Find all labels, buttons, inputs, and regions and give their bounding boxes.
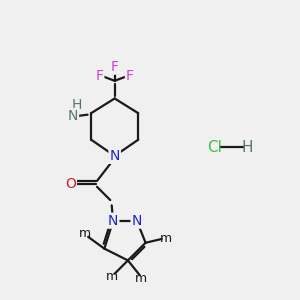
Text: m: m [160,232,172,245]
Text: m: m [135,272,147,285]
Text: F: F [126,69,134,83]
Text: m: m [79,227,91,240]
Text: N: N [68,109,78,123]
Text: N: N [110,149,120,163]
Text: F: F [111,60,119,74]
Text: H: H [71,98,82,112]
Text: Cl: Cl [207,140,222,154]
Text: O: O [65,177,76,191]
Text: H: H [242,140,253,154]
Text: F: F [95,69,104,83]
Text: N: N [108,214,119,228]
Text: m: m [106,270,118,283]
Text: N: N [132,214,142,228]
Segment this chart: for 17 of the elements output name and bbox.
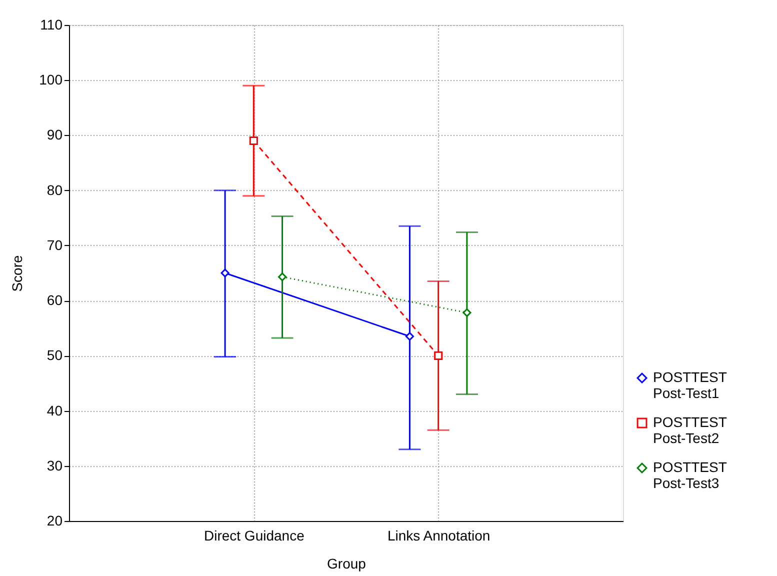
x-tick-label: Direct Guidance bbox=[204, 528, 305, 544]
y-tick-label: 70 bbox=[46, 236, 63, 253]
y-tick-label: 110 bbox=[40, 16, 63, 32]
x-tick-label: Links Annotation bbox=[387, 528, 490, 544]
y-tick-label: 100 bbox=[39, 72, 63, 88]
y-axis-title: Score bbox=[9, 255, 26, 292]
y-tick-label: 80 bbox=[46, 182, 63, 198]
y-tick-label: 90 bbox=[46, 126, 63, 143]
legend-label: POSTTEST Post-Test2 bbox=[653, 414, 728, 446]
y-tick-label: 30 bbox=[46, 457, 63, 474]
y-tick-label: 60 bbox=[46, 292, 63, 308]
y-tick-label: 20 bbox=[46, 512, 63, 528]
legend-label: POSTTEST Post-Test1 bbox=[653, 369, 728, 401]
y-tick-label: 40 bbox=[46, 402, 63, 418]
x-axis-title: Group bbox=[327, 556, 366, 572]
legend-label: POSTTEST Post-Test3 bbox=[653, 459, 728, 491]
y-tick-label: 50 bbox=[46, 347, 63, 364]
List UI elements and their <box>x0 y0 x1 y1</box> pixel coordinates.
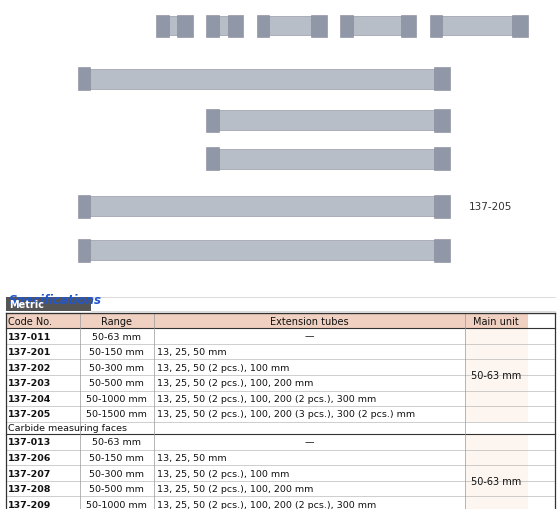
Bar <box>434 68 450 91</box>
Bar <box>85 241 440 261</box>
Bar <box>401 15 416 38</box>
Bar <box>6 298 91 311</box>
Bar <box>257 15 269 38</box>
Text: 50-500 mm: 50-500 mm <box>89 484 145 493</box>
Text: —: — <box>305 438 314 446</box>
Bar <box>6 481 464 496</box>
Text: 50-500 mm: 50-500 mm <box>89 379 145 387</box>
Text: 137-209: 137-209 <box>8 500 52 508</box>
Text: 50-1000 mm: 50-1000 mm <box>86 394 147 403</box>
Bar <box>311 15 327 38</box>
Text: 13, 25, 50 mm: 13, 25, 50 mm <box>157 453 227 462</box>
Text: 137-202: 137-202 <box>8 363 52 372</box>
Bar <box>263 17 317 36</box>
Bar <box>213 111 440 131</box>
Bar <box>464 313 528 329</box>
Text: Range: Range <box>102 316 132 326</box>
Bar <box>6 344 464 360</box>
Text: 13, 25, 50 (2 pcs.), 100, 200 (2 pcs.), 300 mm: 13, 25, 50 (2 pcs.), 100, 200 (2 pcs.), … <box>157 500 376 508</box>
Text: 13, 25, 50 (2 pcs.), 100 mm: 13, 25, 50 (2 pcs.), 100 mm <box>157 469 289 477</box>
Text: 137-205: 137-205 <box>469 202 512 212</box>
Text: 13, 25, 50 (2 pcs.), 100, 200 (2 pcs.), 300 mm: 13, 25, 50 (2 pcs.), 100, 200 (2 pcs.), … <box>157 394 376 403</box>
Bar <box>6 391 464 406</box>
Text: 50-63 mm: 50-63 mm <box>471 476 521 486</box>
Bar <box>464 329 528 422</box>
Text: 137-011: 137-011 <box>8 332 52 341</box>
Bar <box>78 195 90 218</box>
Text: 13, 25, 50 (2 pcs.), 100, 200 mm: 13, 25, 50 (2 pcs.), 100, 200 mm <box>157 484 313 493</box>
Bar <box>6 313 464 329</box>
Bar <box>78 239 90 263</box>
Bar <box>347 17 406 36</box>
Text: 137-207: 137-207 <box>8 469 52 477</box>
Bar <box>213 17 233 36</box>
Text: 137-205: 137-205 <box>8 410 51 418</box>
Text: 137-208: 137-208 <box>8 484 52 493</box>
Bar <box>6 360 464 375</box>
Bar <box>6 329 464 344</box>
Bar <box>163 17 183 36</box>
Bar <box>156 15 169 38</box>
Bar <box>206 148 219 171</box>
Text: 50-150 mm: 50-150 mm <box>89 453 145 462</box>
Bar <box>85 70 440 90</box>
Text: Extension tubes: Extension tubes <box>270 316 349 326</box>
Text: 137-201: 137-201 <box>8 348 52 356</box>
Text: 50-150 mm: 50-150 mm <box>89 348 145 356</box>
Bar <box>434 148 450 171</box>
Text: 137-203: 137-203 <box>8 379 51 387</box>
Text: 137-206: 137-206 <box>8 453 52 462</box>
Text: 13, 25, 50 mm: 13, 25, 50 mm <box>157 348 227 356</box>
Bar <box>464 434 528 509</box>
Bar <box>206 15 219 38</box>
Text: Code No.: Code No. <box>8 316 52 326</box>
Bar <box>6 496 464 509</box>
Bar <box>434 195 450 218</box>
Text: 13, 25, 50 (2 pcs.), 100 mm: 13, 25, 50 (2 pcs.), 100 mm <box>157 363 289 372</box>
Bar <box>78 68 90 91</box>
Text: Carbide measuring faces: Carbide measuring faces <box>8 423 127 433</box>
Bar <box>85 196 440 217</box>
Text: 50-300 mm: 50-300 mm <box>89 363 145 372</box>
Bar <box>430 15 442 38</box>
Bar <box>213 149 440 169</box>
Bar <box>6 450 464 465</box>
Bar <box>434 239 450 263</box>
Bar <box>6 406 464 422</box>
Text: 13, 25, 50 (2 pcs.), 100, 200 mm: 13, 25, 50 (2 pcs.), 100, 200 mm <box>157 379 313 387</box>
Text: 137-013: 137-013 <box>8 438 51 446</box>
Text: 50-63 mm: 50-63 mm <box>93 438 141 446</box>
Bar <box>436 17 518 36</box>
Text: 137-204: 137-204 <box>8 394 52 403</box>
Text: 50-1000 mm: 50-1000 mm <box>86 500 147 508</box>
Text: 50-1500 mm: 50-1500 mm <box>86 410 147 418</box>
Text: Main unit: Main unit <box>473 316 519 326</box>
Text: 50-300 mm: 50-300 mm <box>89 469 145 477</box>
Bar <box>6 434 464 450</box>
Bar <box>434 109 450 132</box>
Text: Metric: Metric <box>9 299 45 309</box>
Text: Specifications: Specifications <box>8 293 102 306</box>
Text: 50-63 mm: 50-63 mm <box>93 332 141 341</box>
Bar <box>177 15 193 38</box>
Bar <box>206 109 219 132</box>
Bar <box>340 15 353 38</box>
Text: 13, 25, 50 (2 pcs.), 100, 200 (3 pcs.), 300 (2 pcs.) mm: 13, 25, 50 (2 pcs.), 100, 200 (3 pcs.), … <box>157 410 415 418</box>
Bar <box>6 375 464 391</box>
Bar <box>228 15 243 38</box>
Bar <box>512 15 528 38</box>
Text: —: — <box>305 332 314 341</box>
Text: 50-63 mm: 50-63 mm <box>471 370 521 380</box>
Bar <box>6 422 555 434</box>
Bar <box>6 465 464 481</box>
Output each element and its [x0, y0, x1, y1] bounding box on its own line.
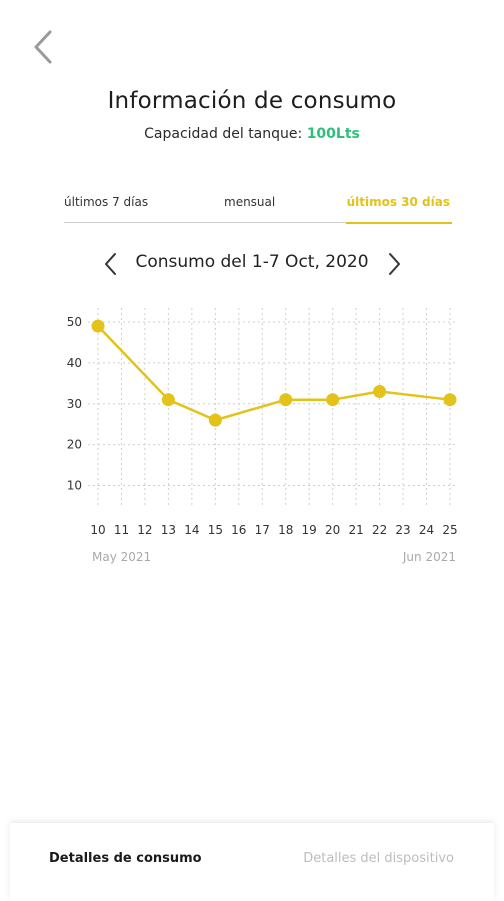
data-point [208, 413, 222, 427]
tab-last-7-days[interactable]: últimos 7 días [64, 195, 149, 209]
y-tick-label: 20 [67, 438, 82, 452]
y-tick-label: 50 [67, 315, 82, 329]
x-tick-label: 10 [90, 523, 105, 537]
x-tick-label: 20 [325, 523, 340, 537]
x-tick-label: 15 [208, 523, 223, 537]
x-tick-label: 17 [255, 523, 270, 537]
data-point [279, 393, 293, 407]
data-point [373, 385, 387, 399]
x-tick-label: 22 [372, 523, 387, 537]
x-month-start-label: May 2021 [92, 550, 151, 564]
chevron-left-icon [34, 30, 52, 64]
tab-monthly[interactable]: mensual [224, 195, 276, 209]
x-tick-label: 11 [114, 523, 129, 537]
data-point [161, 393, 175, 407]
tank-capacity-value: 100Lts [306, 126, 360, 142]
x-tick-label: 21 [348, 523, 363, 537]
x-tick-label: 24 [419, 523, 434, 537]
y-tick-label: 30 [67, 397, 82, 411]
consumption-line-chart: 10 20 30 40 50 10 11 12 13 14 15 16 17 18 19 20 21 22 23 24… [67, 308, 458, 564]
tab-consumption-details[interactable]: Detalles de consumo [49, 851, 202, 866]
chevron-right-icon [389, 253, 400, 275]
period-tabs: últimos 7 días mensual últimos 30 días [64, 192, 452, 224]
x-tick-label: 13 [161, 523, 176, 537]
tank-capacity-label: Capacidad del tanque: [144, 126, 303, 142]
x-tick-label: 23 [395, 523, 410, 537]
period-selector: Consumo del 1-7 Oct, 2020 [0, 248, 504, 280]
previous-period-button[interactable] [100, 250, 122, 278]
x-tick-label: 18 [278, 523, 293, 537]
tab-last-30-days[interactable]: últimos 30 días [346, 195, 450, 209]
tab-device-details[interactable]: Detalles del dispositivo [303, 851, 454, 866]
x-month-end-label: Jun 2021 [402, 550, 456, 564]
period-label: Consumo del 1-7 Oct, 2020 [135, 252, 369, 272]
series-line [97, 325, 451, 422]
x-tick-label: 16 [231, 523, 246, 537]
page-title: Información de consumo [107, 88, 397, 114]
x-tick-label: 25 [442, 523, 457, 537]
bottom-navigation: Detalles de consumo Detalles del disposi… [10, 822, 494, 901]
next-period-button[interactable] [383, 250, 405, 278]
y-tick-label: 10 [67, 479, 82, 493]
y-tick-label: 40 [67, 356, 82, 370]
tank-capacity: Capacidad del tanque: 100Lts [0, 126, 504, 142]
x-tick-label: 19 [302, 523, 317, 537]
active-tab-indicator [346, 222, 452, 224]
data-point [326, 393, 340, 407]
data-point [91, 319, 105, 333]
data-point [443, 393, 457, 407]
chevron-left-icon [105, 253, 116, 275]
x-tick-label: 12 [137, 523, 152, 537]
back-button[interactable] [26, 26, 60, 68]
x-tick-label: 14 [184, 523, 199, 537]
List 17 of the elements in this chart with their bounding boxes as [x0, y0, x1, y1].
*****
#### Problem
Edit the lines starting with the line that contains "Bar <box>434 68 450 91</box>" and going on through the line that contains "500 376 508</box>", replacing "Range" with "Span" and leaving everything else unchanged. Give back only those lines.

#### Final answer
Bar <box>434 68 450 91</box>
Bar <box>85 241 440 261</box>
Bar <box>401 15 416 38</box>
Bar <box>6 298 91 311</box>
Bar <box>257 15 269 38</box>
Text: 50-500 mm: 50-500 mm <box>89 484 145 493</box>
Text: —: — <box>305 438 314 446</box>
Bar <box>6 481 464 496</box>
Text: 50-500 mm: 50-500 mm <box>89 379 145 387</box>
Text: 137-209: 137-209 <box>8 500 52 508</box>
Text: 50-1000 mm: 50-1000 mm <box>86 394 147 403</box>
Bar <box>311 15 327 38</box>
Text: 13, 25, 50 mm: 13, 25, 50 mm <box>157 453 227 462</box>
Text: 137-202: 137-202 <box>8 363 52 372</box>
Bar <box>263 17 317 36</box>
Bar <box>213 111 440 131</box>
Bar <box>464 313 528 329</box>
Text: Span: Span <box>102 316 132 326</box>
Bar <box>6 344 464 360</box>
Text: 13, 25, 50 (2 pcs.), 100, 200 (2 pcs.), 300 mm: 13, 25, 50 (2 pcs.), 100, 200 (2 pcs.), … <box>157 500 376 508</box>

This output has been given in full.